Instruction
Repeat every line of the data exactly, but not the pictures.

------ Data for this exercise ------

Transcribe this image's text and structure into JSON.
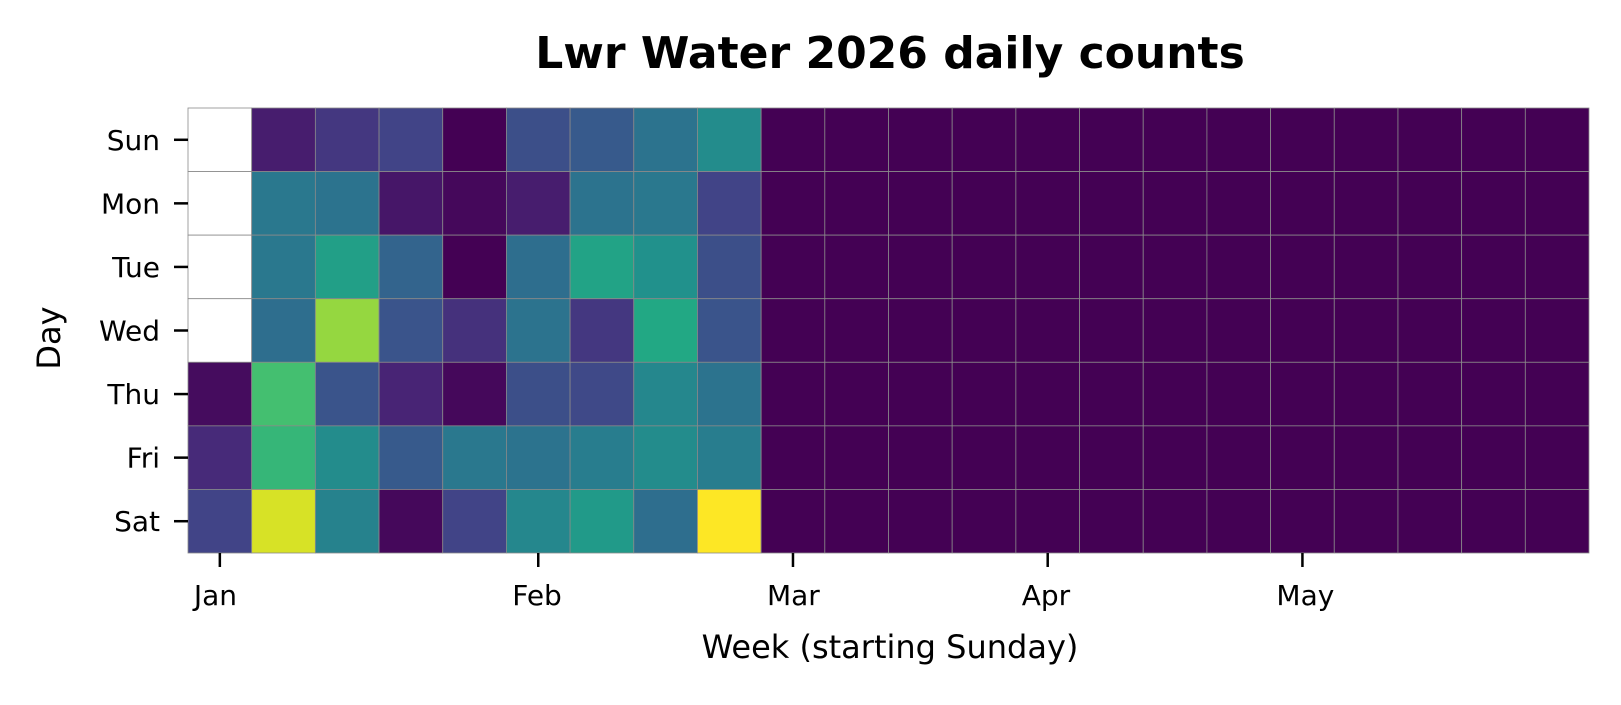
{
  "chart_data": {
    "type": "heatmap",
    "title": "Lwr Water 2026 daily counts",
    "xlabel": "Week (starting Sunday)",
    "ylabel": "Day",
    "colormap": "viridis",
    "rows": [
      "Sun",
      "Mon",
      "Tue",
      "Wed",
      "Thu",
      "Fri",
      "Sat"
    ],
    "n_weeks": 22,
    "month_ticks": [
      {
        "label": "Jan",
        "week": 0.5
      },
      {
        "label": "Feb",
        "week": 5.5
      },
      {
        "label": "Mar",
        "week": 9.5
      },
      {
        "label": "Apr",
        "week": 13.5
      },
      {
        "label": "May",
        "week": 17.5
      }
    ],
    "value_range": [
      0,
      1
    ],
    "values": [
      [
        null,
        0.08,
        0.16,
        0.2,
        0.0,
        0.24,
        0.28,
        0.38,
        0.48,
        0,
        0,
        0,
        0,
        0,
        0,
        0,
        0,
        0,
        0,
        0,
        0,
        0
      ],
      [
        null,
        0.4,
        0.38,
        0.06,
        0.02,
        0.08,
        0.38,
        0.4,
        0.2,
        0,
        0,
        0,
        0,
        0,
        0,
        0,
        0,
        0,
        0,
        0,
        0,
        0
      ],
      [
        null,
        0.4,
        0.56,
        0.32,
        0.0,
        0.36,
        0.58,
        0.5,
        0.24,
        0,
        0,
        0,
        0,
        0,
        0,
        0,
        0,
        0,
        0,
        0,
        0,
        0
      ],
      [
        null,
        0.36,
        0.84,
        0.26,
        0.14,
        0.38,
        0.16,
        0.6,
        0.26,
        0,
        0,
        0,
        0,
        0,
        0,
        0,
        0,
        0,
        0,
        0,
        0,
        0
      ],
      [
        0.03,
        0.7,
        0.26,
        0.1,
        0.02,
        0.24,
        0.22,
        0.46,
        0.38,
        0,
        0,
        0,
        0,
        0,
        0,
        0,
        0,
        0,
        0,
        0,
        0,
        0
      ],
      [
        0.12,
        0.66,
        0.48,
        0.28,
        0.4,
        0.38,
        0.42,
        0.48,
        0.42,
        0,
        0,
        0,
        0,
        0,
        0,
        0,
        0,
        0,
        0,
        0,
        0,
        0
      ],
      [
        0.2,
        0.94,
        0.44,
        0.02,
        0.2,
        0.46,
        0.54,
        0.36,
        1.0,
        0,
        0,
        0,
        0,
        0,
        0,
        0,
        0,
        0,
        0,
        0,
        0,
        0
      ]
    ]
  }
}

------

Solution below
Transcribe this image's text and structure into JSON.
{
  "chart_data": {
    "type": "heatmap",
    "title": "Lwr Water 2026 daily counts",
    "xlabel": "Week (starting Sunday)",
    "ylabel": "Day",
    "colormap": "viridis",
    "rows": [
      "Sun",
      "Mon",
      "Tue",
      "Wed",
      "Thu",
      "Fri",
      "Sat"
    ],
    "n_weeks": 22,
    "month_ticks": [
      {
        "label": "Jan",
        "week": 0.5
      },
      {
        "label": "Feb",
        "week": 5.5
      },
      {
        "label": "Mar",
        "week": 9.5
      },
      {
        "label": "Apr",
        "week": 13.5
      },
      {
        "label": "May",
        "week": 17.5
      }
    ],
    "value_range": [
      0,
      1
    ],
    "values": [
      [
        null,
        0.08,
        0.16,
        0.2,
        0.0,
        0.24,
        0.28,
        0.38,
        0.48,
        0,
        0,
        0,
        0,
        0,
        0,
        0,
        0,
        0,
        0,
        0,
        0,
        0
      ],
      [
        null,
        0.4,
        0.38,
        0.06,
        0.02,
        0.08,
        0.38,
        0.4,
        0.2,
        0,
        0,
        0,
        0,
        0,
        0,
        0,
        0,
        0,
        0,
        0,
        0,
        0
      ],
      [
        null,
        0.4,
        0.56,
        0.32,
        0.0,
        0.36,
        0.58,
        0.5,
        0.24,
        0,
        0,
        0,
        0,
        0,
        0,
        0,
        0,
        0,
        0,
        0,
        0,
        0
      ],
      [
        null,
        0.36,
        0.84,
        0.26,
        0.14,
        0.38,
        0.16,
        0.6,
        0.26,
        0,
        0,
        0,
        0,
        0,
        0,
        0,
        0,
        0,
        0,
        0,
        0,
        0
      ],
      [
        0.03,
        0.7,
        0.26,
        0.1,
        0.02,
        0.24,
        0.22,
        0.46,
        0.38,
        0,
        0,
        0,
        0,
        0,
        0,
        0,
        0,
        0,
        0,
        0,
        0,
        0
      ],
      [
        0.12,
        0.66,
        0.48,
        0.28,
        0.4,
        0.38,
        0.42,
        0.48,
        0.42,
        0,
        0,
        0,
        0,
        0,
        0,
        0,
        0,
        0,
        0,
        0,
        0,
        0
      ],
      [
        0.2,
        0.94,
        0.44,
        0.02,
        0.2,
        0.46,
        0.54,
        0.36,
        1.0,
        0,
        0,
        0,
        0,
        0,
        0,
        0,
        0,
        0,
        0,
        0,
        0,
        0
      ]
    ]
  }
}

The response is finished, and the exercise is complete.